- Stated task: Copy every entry exactly as given, minus the images.

- The records:
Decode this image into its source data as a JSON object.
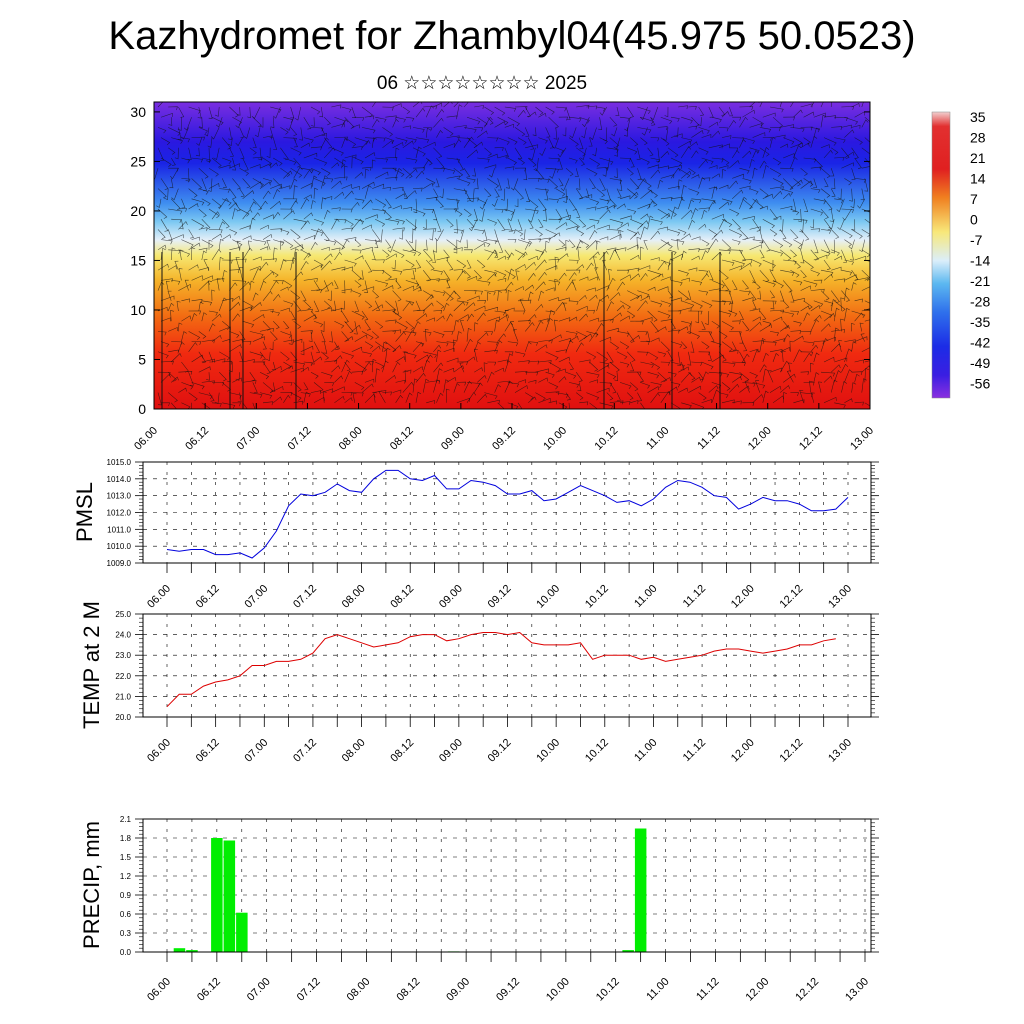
{
  "title": "Kazhydromet for Zhambyl04(45.975 50.0523)",
  "subtitle": "06 ☆☆☆☆☆☆☆☆ 2025",
  "colors": {
    "pmsl_line": "#0000dd",
    "temp_line": "#dd0000",
    "precip_bar": "#00ee00",
    "grid": "#000000"
  },
  "chart_data": [
    {
      "type": "heatmap",
      "name": "cross-section",
      "ylim": [
        0,
        31
      ],
      "y_ticks": [
        0,
        5,
        10,
        15,
        20,
        25,
        30
      ],
      "x_ticks": [
        "06.00",
        "06.12",
        "07.00",
        "07.12",
        "08.00",
        "08.12",
        "09.00",
        "09.12",
        "10.00",
        "10.12",
        "11.00",
        "11.12",
        "12.00",
        "12.12",
        "13.00"
      ],
      "colorbar_labels": [
        "35",
        "28",
        "21",
        "14",
        "7",
        "0",
        "-7",
        "-14",
        "-21",
        "-28",
        "-35",
        "-42",
        "-49",
        "-56"
      ],
      "colorbar_range": [
        -60,
        38
      ],
      "wind_barbs": true
    },
    {
      "type": "line",
      "ylabel": "PMSL",
      "ylim": [
        1009.0,
        1015.0
      ],
      "y_ticks": [
        "1009.0",
        "1010.0",
        "1011.0",
        "1012.0",
        "1013.0",
        "1014.0",
        "1015.0"
      ],
      "x_ticks": [
        "06.00",
        "06.12",
        "07.00",
        "07.12",
        "08.00",
        "08.12",
        "09.00",
        "09.12",
        "10.00",
        "10.12",
        "11.00",
        "11.12",
        "12.00",
        "12.12",
        "13.00"
      ],
      "x": [
        0,
        3,
        6,
        9,
        12,
        15,
        18,
        21,
        24,
        27,
        30,
        33,
        36,
        39,
        42,
        45,
        48,
        51,
        54,
        57,
        60,
        63,
        66,
        69,
        72,
        75,
        78,
        81,
        84,
        87,
        90,
        93,
        96,
        99,
        102,
        105,
        108,
        111,
        114,
        117,
        120,
        123,
        126,
        129,
        132,
        135,
        138,
        141,
        144,
        147,
        150,
        153,
        156,
        159,
        162,
        165
      ],
      "values": [
        1009.8,
        1009.7,
        1009.8,
        1009.8,
        1009.5,
        1009.5,
        1009.6,
        1009.3,
        1009.9,
        1010.9,
        1012.4,
        1013.1,
        1013.0,
        1013.2,
        1013.7,
        1013.3,
        1013.2,
        1014.0,
        1014.5,
        1014.5,
        1014.0,
        1013.9,
        1014.2,
        1013.4,
        1013.4,
        1013.9,
        1013.8,
        1013.6,
        1013.1,
        1013.1,
        1013.3,
        1012.7,
        1012.8,
        1013.2,
        1013.6,
        1013.3,
        1013.0,
        1012.6,
        1012.7,
        1012.4,
        1012.8,
        1013.5,
        1013.9,
        1013.8,
        1013.5,
        1013.0,
        1012.9,
        1012.2,
        1012.5,
        1012.9,
        1012.7,
        1012.7,
        1012.5,
        1012.1,
        1012.1,
        1012.2
      ],
      "x_end": 168
    },
    {
      "type": "line",
      "ylabel": "TEMP at 2 M",
      "ylim": [
        20.0,
        25.0
      ],
      "y_ticks": [
        "20.0",
        "21.0",
        "22.0",
        "23.0",
        "24.0",
        "25.0"
      ],
      "x_ticks": [
        "06.00",
        "06.12",
        "07.00",
        "07.12",
        "08.00",
        "08.12",
        "09.00",
        "09.12",
        "10.00",
        "10.12",
        "11.00",
        "11.12",
        "12.00",
        "12.12",
        "13.00"
      ],
      "x": [
        0,
        3,
        6,
        9,
        12,
        15,
        18,
        21,
        24,
        27,
        30,
        33,
        36,
        39,
        42,
        45,
        48,
        51,
        54,
        57,
        60,
        63,
        66,
        69,
        72,
        75,
        78,
        81,
        84,
        87,
        90,
        93,
        96,
        99,
        102,
        105,
        108,
        111,
        114,
        117,
        120,
        123,
        126,
        129,
        132,
        135,
        138,
        141,
        144,
        147,
        150,
        153,
        156,
        159,
        162,
        165
      ],
      "values": [
        20.5,
        21.1,
        21.1,
        21.5,
        21.7,
        21.8,
        22.0,
        22.5,
        22.5,
        22.7,
        22.7,
        22.8,
        23.1,
        23.8,
        24.0,
        23.8,
        23.6,
        23.4,
        23.5,
        23.6,
        23.9,
        24.0,
        24.0,
        23.7,
        23.8,
        24.0,
        24.1,
        24.1,
        24.0,
        24.1,
        23.6,
        23.5,
        23.5,
        23.5,
        23.6,
        22.8,
        23.0,
        23.0,
        23.0,
        22.8,
        22.9,
        22.7,
        22.8,
        22.9,
        23.0,
        23.2,
        23.3,
        23.3,
        23.2,
        23.1,
        23.2,
        23.3,
        23.5,
        23.5,
        23.7,
        23.8
      ]
    },
    {
      "type": "bar",
      "ylabel": "PRECIP, mm",
      "ylim": [
        0.0,
        2.1
      ],
      "y_ticks": [
        "0.0",
        "0.3",
        "0.6",
        "0.9",
        "1.2",
        "1.5",
        "1.8",
        "2.1"
      ],
      "x_ticks": [
        "06.00",
        "06.12",
        "07.00",
        "07.12",
        "08.00",
        "08.12",
        "09.00",
        "09.12",
        "10.00",
        "10.12",
        "11.00",
        "11.12",
        "12.00",
        "12.12",
        "13.00"
      ],
      "x": [
        3,
        6,
        12,
        15,
        18,
        69,
        111,
        114
      ],
      "values": [
        0.06,
        0.03,
        1.8,
        1.76,
        0.62,
        0.01,
        0.03,
        1.95
      ]
    }
  ]
}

- Exercise output:
Decode this image into its source data as a JSON object.
{
  "title": "Kazhydromet for Zhambyl04(45.975 50.0523)",
  "subtitle": "06 ☆☆☆☆☆☆☆☆ 2025",
  "colors": {
    "pmsl_line": "#0000dd",
    "temp_line": "#dd0000",
    "precip_bar": "#00ee00",
    "grid": "#000000"
  },
  "chart_data": [
    {
      "type": "heatmap",
      "name": "cross-section",
      "ylim": [
        0,
        31
      ],
      "y_ticks": [
        0,
        5,
        10,
        15,
        20,
        25,
        30
      ],
      "x_ticks": [
        "06.00",
        "06.12",
        "07.00",
        "07.12",
        "08.00",
        "08.12",
        "09.00",
        "09.12",
        "10.00",
        "10.12",
        "11.00",
        "11.12",
        "12.00",
        "12.12",
        "13.00"
      ],
      "colorbar_labels": [
        "35",
        "28",
        "21",
        "14",
        "7",
        "0",
        "-7",
        "-14",
        "-21",
        "-28",
        "-35",
        "-42",
        "-49",
        "-56"
      ],
      "colorbar_range": [
        -60,
        38
      ],
      "wind_barbs": true
    },
    {
      "type": "line",
      "ylabel": "PMSL",
      "ylim": [
        1009.0,
        1015.0
      ],
      "y_ticks": [
        "1009.0",
        "1010.0",
        "1011.0",
        "1012.0",
        "1013.0",
        "1014.0",
        "1015.0"
      ],
      "x_ticks": [
        "06.00",
        "06.12",
        "07.00",
        "07.12",
        "08.00",
        "08.12",
        "09.00",
        "09.12",
        "10.00",
        "10.12",
        "11.00",
        "11.12",
        "12.00",
        "12.12",
        "13.00"
      ],
      "x": [
        0,
        3,
        6,
        9,
        12,
        15,
        18,
        21,
        24,
        27,
        30,
        33,
        36,
        39,
        42,
        45,
        48,
        51,
        54,
        57,
        60,
        63,
        66,
        69,
        72,
        75,
        78,
        81,
        84,
        87,
        90,
        93,
        96,
        99,
        102,
        105,
        108,
        111,
        114,
        117,
        120,
        123,
        126,
        129,
        132,
        135,
        138,
        141,
        144,
        147,
        150,
        153,
        156,
        159,
        162,
        165
      ],
      "values": [
        1009.8,
        1009.7,
        1009.8,
        1009.8,
        1009.5,
        1009.5,
        1009.6,
        1009.3,
        1009.9,
        1010.9,
        1012.4,
        1013.1,
        1013.0,
        1013.2,
        1013.7,
        1013.3,
        1013.2,
        1014.0,
        1014.5,
        1014.5,
        1014.0,
        1013.9,
        1014.2,
        1013.4,
        1013.4,
        1013.9,
        1013.8,
        1013.6,
        1013.1,
        1013.1,
        1013.3,
        1012.7,
        1012.8,
        1013.2,
        1013.6,
        1013.3,
        1013.0,
        1012.6,
        1012.7,
        1012.4,
        1012.8,
        1013.5,
        1013.9,
        1013.8,
        1013.5,
        1013.0,
        1012.9,
        1012.2,
        1012.5,
        1012.9,
        1012.7,
        1012.7,
        1012.5,
        1012.1,
        1012.1,
        1012.2
      ],
      "x_end": 168
    },
    {
      "type": "line",
      "ylabel": "TEMP at 2 M",
      "ylim": [
        20.0,
        25.0
      ],
      "y_ticks": [
        "20.0",
        "21.0",
        "22.0",
        "23.0",
        "24.0",
        "25.0"
      ],
      "x_ticks": [
        "06.00",
        "06.12",
        "07.00",
        "07.12",
        "08.00",
        "08.12",
        "09.00",
        "09.12",
        "10.00",
        "10.12",
        "11.00",
        "11.12",
        "12.00",
        "12.12",
        "13.00"
      ],
      "x": [
        0,
        3,
        6,
        9,
        12,
        15,
        18,
        21,
        24,
        27,
        30,
        33,
        36,
        39,
        42,
        45,
        48,
        51,
        54,
        57,
        60,
        63,
        66,
        69,
        72,
        75,
        78,
        81,
        84,
        87,
        90,
        93,
        96,
        99,
        102,
        105,
        108,
        111,
        114,
        117,
        120,
        123,
        126,
        129,
        132,
        135,
        138,
        141,
        144,
        147,
        150,
        153,
        156,
        159,
        162,
        165
      ],
      "values": [
        20.5,
        21.1,
        21.1,
        21.5,
        21.7,
        21.8,
        22.0,
        22.5,
        22.5,
        22.7,
        22.7,
        22.8,
        23.1,
        23.8,
        24.0,
        23.8,
        23.6,
        23.4,
        23.5,
        23.6,
        23.9,
        24.0,
        24.0,
        23.7,
        23.8,
        24.0,
        24.1,
        24.1,
        24.0,
        24.1,
        23.6,
        23.5,
        23.5,
        23.5,
        23.6,
        22.8,
        23.0,
        23.0,
        23.0,
        22.8,
        22.9,
        22.7,
        22.8,
        22.9,
        23.0,
        23.2,
        23.3,
        23.3,
        23.2,
        23.1,
        23.2,
        23.3,
        23.5,
        23.5,
        23.7,
        23.8
      ]
    },
    {
      "type": "bar",
      "ylabel": "PRECIP, mm",
      "ylim": [
        0.0,
        2.1
      ],
      "y_ticks": [
        "0.0",
        "0.3",
        "0.6",
        "0.9",
        "1.2",
        "1.5",
        "1.8",
        "2.1"
      ],
      "x_ticks": [
        "06.00",
        "06.12",
        "07.00",
        "07.12",
        "08.00",
        "08.12",
        "09.00",
        "09.12",
        "10.00",
        "10.12",
        "11.00",
        "11.12",
        "12.00",
        "12.12",
        "13.00"
      ],
      "x": [
        3,
        6,
        12,
        15,
        18,
        69,
        111,
        114
      ],
      "values": [
        0.06,
        0.03,
        1.8,
        1.76,
        0.62,
        0.01,
        0.03,
        1.95
      ]
    }
  ]
}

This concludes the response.